- [Aim of the exercise] Among the lines of the material, copy those that hold the string "permanente".
________________________________________
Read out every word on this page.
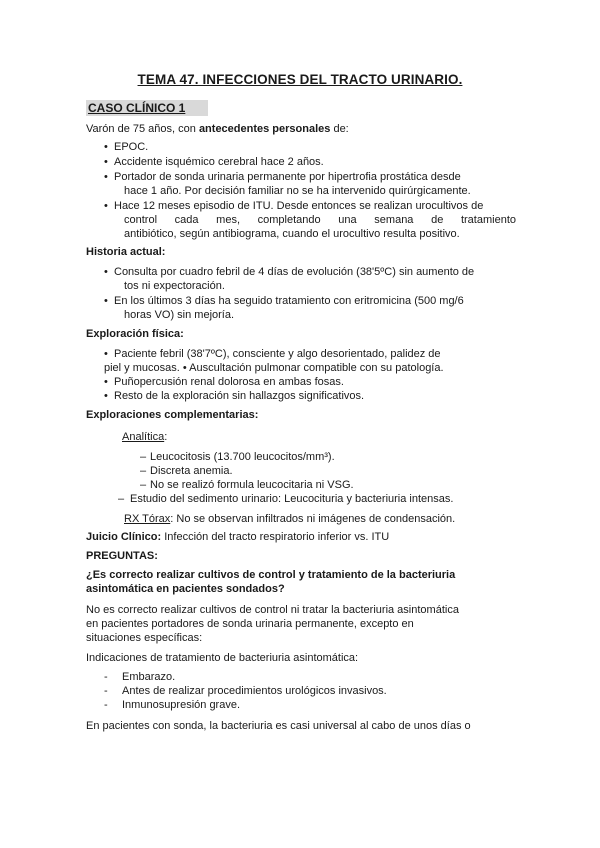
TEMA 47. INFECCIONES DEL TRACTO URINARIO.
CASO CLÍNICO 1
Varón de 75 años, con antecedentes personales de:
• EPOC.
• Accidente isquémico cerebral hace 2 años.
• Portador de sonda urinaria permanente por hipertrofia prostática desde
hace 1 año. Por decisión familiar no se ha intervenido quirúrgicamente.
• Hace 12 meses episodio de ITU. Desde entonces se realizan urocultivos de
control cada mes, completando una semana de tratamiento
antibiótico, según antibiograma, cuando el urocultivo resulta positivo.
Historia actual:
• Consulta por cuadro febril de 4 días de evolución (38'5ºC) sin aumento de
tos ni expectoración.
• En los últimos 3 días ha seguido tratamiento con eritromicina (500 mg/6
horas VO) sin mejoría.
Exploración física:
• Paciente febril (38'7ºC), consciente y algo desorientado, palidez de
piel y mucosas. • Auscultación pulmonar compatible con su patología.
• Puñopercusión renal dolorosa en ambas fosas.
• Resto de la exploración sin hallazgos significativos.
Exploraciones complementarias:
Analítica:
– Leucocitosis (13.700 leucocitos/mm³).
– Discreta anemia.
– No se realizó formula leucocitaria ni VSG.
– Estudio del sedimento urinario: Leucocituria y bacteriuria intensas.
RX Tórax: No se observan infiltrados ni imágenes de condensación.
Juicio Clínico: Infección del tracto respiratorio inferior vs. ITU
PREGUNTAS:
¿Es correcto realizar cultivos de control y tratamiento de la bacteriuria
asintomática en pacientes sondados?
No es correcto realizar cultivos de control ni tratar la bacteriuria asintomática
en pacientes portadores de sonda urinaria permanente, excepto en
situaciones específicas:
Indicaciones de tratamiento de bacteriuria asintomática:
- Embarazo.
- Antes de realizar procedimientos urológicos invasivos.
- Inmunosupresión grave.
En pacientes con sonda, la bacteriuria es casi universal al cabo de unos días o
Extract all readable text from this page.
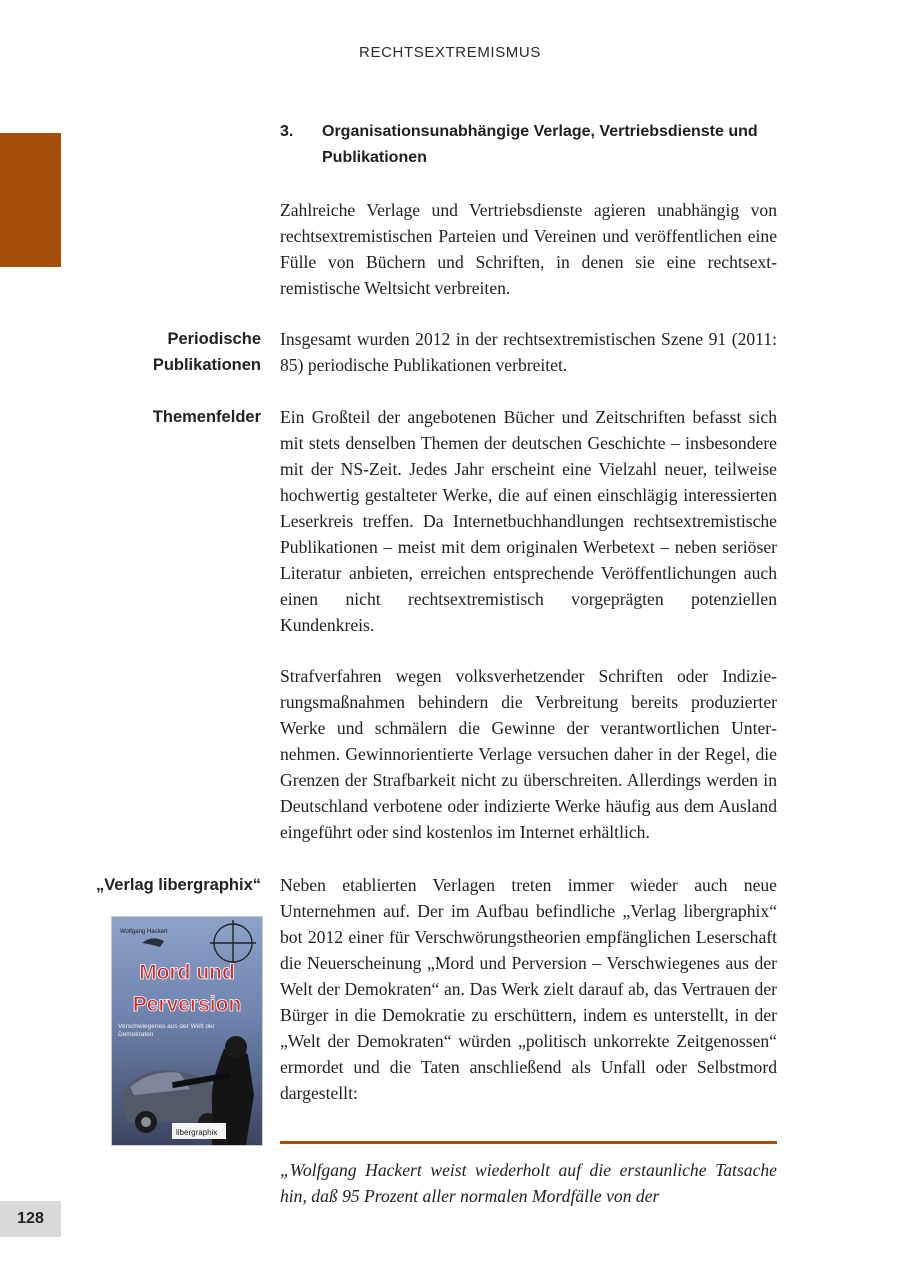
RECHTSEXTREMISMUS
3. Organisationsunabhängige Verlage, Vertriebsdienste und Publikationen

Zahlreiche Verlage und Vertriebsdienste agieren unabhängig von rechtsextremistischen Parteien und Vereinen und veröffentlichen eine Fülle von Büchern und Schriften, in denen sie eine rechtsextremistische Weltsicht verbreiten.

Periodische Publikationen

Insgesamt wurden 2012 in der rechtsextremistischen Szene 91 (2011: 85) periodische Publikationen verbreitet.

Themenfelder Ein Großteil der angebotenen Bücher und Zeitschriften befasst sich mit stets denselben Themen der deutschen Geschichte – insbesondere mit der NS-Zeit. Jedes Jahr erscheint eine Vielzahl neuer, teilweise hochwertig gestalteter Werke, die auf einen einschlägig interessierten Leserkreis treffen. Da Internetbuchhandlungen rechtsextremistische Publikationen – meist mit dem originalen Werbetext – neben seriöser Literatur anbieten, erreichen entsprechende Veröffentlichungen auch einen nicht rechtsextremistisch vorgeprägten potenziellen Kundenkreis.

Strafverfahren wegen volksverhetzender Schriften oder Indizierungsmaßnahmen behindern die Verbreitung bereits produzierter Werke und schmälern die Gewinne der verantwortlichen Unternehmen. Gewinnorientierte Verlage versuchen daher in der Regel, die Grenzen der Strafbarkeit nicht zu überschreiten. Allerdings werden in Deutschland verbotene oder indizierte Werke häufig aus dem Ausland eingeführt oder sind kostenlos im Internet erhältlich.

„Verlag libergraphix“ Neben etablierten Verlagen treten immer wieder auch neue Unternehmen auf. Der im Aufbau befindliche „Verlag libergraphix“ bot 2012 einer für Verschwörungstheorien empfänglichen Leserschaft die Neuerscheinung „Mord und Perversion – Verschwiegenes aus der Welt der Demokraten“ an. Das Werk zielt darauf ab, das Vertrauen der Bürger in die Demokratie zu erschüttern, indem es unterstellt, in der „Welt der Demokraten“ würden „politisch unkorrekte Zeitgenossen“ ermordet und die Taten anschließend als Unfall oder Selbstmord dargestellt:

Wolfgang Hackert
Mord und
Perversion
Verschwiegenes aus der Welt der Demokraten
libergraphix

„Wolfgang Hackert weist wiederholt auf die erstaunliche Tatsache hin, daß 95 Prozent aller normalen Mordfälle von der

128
________________________________________
- [Result of this exercise]
• Portador de sonda urinaria permanente por hipertrofia prostática desde
en pacientes portadores de sonda urinaria permanente, excepto en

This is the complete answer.